* [Exercise directions]
An exact copy of every record is needed.
****************
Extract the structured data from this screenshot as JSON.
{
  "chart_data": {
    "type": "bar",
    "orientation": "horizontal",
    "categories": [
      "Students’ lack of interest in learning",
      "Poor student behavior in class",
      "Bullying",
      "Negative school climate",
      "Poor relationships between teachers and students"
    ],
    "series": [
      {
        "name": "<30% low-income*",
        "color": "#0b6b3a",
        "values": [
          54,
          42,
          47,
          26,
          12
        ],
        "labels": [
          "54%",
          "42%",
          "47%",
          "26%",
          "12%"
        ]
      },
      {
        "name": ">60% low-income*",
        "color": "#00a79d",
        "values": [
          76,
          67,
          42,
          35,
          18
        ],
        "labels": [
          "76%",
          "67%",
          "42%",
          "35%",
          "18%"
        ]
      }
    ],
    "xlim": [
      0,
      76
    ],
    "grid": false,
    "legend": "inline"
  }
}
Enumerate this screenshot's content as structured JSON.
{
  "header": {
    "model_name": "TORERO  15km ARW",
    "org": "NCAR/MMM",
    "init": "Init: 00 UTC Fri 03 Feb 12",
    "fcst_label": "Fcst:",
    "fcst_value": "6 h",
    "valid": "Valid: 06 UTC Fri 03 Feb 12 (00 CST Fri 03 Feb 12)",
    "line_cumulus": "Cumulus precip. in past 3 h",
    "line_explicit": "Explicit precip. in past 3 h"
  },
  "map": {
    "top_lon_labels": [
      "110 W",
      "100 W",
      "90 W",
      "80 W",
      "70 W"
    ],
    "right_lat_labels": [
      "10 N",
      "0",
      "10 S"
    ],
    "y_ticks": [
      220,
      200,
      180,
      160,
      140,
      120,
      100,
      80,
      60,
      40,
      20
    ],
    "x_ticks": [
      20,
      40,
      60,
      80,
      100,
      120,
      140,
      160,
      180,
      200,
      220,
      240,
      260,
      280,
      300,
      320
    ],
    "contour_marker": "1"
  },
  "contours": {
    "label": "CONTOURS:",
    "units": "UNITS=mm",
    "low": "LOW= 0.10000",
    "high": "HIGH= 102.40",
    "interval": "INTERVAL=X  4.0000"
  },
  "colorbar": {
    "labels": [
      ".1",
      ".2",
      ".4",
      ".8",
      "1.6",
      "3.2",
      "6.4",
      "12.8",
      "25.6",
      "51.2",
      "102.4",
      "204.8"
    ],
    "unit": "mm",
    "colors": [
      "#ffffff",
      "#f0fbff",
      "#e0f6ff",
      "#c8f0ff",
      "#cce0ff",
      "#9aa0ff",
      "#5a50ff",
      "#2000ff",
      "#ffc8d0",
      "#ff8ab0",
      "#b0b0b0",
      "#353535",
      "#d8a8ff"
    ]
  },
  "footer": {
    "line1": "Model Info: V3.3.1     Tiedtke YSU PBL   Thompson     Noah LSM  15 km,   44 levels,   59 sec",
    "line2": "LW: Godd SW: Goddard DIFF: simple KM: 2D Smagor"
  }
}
****************
* [The response]
Extract the structured data from this screenshot as JSON.
{
  "chart_data": {
    "type": "bar",
    "orientation": "horizontal",
    "categories": [
      "Students’ lack of interest in learning",
      "Poor student behavior in class",
      "Bullying",
      "Negative school climate",
      "Poor relationships between teachers and students"
    ],
    "series": [
      {
        "name": "<30% low-income*",
        "color": "#0b6b3a",
        "values": [
          54,
          42,
          47,
          26,
          12
        ],
        "labels": [
          "54%",
          "42%",
          "47%",
          "26%",
          "12%"
        ]
      },
      {
        "name": ">60% low-income*",
        "color": "#00a79d",
        "values": [
          76,
          67,
          42,
          35,
          18
        ],
        "labels": [
          "76%",
          "67%",
          "42%",
          "35%",
          "18%"
        ]
      }
    ],
    "xlim": [
      0,
      76
    ],
    "grid": false,
    "legend": "inline"
  }
}
Enumerate this screenshot's content as structured JSON.
{
  "header": {
    "model_name": "TORERO  15km ARW",
    "org": "NCAR/MMM",
    "init": "Init: 00 UTC Fri 03 Feb 12",
    "fcst_label": "Fcst:",
    "fcst_value": "6 h",
    "valid": "Valid: 06 UTC Fri 03 Feb 12 (00 CST Fri 03 Feb 12)",
    "line_cumulus": "Cumulus precip. in past 3 h",
    "line_explicit": "Explicit precip. in past 3 h"
  },
  "map": {
    "top_lon_labels": [
      "110 W",
      "100 W",
      "90 W",
      "80 W",
      "70 W"
    ],
    "right_lat_labels": [
      "10 N",
      "0",
      "10 S"
    ],
    "y_ticks": [
      220,
      200,
      180,
      160,
      140,
      120,
      100,
      80,
      60,
      40,
      20
    ],
    "x_ticks": [
      20,
      40,
      60,
      80,
      100,
      120,
      140,
      160,
      180,
      200,
      220,
      240,
      260,
      280,
      300,
      320
    ],
    "contour_marker": "1"
  },
  "contours": {
    "label": "CONTOURS:",
    "units": "UNITS=mm",
    "low": "LOW= 0.10000",
    "high": "HIGH= 102.40",
    "interval": "INTERVAL=X  4.0000"
  },
  "colorbar": {
    "labels": [
      ".1",
      ".2",
      ".4",
      ".8",
      "1.6",
      "3.2",
      "6.4",
      "12.8",
      "25.6",
      "51.2",
      "102.4",
      "204.8"
    ],
    "unit": "mm",
    "colors": [
      "#ffffff",
      "#f0fbff",
      "#e0f6ff",
      "#c8f0ff",
      "#cce0ff",
      "#9aa0ff",
      "#5a50ff",
      "#2000ff",
      "#ffc8d0",
      "#ff8ab0",
      "#b0b0b0",
      "#353535",
      "#d8a8ff"
    ]
  },
  "footer": {
    "line1": "Model Info: V3.3.1     Tiedtke YSU PBL   Thompson     Noah LSM  15 km,   44 levels,   59 sec",
    "line2": "LW: Godd SW: Goddard DIFF: simple KM: 2D Smagor"
  }
}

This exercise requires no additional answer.